Directions:
Reproduce the material unchanged, from its first line through the line containing "shoe <box>190 292 202 300</box>", with both of those lines included.

#### Data to process ####

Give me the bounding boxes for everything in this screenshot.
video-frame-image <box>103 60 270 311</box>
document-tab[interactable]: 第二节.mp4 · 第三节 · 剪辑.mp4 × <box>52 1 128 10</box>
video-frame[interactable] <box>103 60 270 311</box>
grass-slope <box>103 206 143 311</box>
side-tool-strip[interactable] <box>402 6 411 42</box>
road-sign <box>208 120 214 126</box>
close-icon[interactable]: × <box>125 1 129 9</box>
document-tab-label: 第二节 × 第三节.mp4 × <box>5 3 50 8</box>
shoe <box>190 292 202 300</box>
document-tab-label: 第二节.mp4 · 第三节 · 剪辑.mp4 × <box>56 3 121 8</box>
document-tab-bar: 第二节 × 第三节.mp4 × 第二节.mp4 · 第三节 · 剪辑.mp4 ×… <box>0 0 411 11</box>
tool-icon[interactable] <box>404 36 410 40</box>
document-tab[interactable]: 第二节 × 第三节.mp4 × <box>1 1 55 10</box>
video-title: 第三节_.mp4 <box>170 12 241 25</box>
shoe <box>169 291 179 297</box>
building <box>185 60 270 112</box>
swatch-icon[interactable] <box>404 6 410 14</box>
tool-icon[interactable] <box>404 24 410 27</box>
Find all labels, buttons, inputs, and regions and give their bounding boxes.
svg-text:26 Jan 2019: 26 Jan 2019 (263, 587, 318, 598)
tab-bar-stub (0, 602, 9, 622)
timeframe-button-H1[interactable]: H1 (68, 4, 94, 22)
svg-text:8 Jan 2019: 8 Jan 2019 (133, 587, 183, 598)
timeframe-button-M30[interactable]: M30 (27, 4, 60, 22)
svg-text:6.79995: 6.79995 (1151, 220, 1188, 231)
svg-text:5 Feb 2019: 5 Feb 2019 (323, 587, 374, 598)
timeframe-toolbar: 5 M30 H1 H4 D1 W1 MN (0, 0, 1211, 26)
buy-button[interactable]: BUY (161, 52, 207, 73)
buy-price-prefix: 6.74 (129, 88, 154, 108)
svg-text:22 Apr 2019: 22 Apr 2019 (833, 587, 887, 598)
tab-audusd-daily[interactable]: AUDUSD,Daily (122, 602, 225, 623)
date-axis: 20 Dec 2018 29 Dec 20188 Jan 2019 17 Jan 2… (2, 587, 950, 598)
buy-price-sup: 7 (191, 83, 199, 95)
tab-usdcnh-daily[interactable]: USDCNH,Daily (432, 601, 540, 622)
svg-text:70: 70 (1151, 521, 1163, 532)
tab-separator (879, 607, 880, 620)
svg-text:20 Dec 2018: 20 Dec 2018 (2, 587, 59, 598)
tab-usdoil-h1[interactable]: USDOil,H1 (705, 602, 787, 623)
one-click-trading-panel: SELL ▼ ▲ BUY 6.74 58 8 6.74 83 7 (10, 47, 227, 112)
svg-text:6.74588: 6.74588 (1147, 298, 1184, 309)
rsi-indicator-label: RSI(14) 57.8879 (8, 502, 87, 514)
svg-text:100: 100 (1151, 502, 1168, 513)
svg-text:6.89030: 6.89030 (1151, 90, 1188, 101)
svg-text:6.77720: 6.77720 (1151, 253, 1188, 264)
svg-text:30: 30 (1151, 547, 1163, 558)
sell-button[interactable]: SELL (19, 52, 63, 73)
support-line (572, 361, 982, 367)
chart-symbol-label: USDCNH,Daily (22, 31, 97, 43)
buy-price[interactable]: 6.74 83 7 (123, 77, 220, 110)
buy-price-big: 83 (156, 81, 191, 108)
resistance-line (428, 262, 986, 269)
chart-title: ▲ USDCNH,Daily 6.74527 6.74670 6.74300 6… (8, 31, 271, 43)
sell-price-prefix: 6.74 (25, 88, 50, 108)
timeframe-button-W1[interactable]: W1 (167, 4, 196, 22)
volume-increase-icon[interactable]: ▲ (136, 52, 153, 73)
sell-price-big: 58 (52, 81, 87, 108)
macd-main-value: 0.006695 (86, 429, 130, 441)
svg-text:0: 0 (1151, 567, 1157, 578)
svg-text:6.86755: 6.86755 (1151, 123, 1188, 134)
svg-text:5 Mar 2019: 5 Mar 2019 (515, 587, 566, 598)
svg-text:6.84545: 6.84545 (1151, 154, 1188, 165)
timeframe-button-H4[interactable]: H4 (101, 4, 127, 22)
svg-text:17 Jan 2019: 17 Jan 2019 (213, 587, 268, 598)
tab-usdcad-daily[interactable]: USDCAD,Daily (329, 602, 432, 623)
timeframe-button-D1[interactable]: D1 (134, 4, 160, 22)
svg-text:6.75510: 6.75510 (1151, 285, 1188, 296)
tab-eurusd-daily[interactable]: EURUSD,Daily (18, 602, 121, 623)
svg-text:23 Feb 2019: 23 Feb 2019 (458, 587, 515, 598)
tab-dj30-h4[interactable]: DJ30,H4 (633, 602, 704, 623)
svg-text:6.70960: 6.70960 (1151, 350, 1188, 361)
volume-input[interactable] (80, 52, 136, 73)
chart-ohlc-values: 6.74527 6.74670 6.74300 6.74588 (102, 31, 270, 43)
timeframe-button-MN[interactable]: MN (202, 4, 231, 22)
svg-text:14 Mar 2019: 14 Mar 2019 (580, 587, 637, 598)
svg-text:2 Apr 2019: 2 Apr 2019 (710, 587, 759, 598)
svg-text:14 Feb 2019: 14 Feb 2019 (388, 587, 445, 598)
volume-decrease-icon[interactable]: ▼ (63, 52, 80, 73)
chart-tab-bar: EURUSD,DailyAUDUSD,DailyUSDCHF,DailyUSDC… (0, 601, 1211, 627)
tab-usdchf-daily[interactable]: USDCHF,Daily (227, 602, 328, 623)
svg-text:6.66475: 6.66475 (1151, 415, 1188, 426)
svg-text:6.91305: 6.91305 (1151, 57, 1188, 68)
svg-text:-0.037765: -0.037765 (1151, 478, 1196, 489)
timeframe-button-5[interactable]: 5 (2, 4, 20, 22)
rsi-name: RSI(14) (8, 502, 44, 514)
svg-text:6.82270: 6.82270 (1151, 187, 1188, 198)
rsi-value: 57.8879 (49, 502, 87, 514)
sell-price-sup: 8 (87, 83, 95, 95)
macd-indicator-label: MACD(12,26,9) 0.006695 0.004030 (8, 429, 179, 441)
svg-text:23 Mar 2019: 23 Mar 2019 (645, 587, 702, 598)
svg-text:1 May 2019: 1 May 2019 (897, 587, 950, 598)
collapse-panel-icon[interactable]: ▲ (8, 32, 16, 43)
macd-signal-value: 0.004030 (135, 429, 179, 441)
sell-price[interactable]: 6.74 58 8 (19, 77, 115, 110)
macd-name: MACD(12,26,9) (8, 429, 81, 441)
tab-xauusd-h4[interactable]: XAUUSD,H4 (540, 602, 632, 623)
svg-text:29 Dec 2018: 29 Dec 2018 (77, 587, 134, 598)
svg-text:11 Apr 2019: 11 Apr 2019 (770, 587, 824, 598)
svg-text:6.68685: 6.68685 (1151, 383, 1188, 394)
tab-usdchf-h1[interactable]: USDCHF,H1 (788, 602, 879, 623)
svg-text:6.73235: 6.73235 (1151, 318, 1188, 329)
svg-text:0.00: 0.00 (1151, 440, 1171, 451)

####

Task answer:
Give me the bounding boxes for everything in this screenshot.
video-frame-image <box>103 60 270 311</box>
document-tab[interactable]: 第二节.mp4 · 第三节 · 剪辑.mp4 × <box>52 1 128 10</box>
video-frame[interactable] <box>103 60 270 311</box>
grass-slope <box>103 206 143 311</box>
side-tool-strip[interactable] <box>402 6 411 42</box>
road-sign <box>208 120 214 126</box>
close-icon[interactable]: × <box>125 1 129 9</box>
document-tab-label: 第二节 × 第三节.mp4 × <box>5 3 50 8</box>
shoe <box>190 292 202 300</box>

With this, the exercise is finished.